→ WHAT TO WORK ON
From the entries below, pull out each line where "expirare" appears.

→ Collected data
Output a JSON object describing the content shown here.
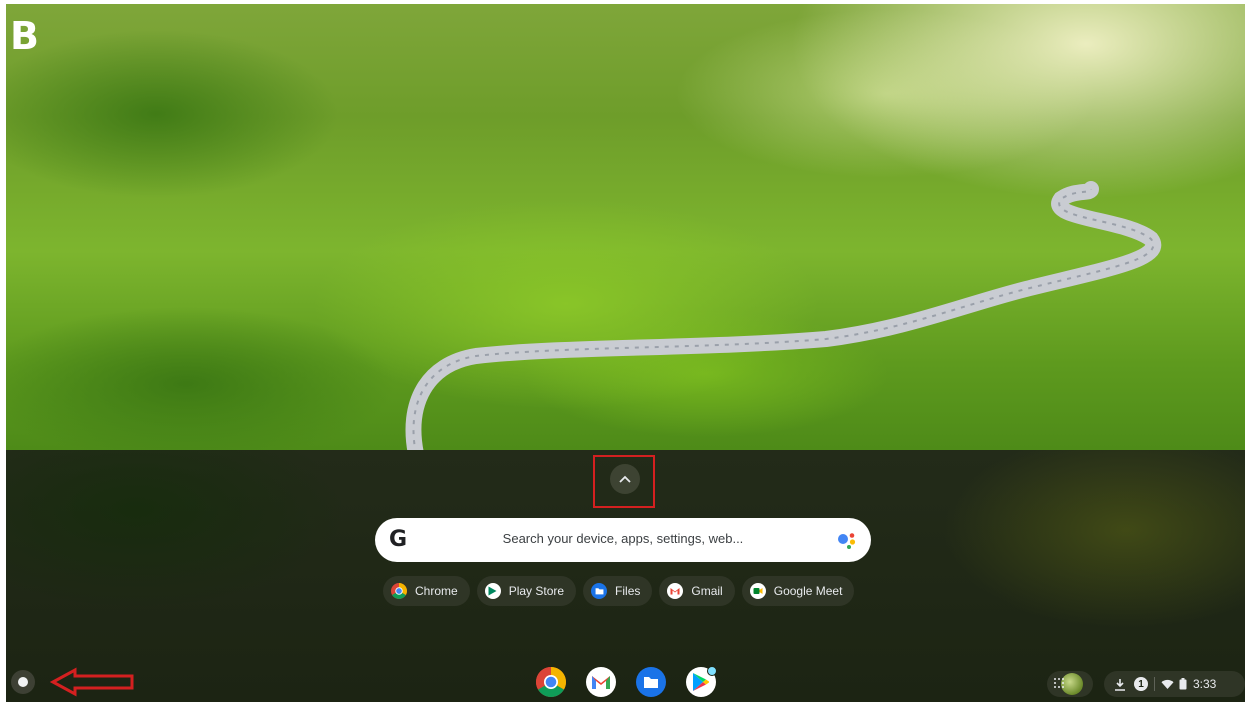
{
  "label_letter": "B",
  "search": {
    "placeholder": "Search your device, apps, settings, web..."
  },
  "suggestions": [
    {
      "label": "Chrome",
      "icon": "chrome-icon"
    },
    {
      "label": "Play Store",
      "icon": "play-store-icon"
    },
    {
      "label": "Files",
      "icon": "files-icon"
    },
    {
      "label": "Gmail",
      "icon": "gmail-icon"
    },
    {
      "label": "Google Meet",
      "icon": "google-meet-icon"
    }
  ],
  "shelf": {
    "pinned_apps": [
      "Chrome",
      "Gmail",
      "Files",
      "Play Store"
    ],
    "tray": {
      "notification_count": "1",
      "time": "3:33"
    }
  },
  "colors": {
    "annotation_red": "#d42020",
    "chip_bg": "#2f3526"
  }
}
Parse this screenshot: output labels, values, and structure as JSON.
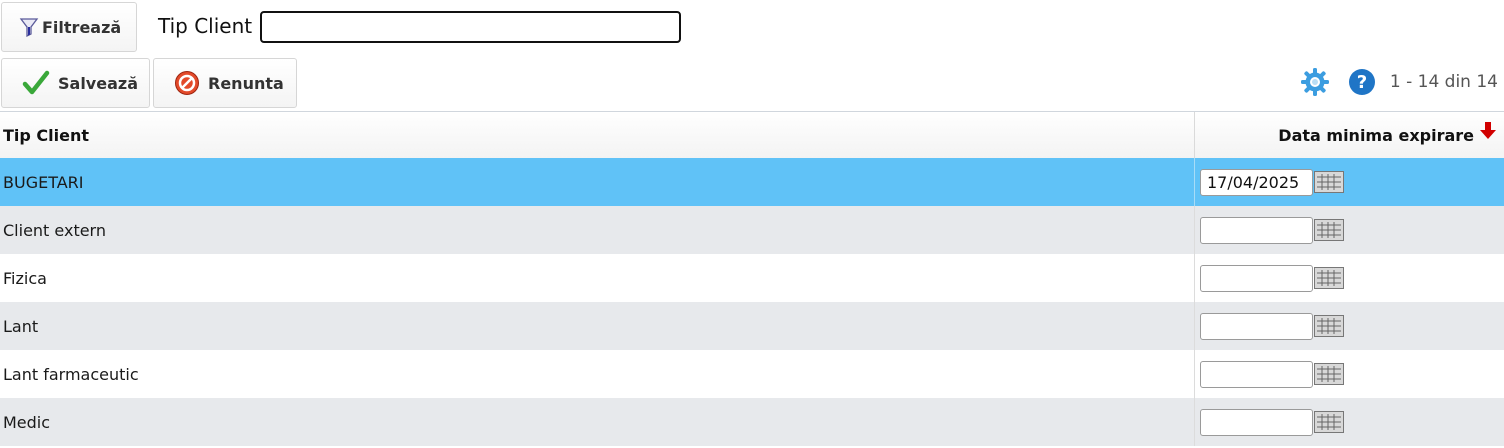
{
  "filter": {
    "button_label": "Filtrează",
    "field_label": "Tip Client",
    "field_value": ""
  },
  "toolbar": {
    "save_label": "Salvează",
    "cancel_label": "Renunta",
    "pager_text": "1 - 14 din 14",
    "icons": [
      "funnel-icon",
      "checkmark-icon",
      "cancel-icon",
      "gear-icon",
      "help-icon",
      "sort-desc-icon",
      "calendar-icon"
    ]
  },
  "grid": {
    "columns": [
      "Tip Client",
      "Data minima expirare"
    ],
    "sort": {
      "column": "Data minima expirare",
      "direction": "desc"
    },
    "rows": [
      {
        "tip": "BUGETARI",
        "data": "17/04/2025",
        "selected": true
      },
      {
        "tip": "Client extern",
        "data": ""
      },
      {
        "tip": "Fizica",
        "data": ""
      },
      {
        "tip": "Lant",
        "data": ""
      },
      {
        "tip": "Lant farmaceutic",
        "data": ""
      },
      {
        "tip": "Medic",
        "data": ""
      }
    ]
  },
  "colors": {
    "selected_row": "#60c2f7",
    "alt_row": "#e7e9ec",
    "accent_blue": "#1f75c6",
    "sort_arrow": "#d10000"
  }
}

→ RESPONSE TO THE TASK
      "Data minima expirare"
      "column": "Data minima expirare",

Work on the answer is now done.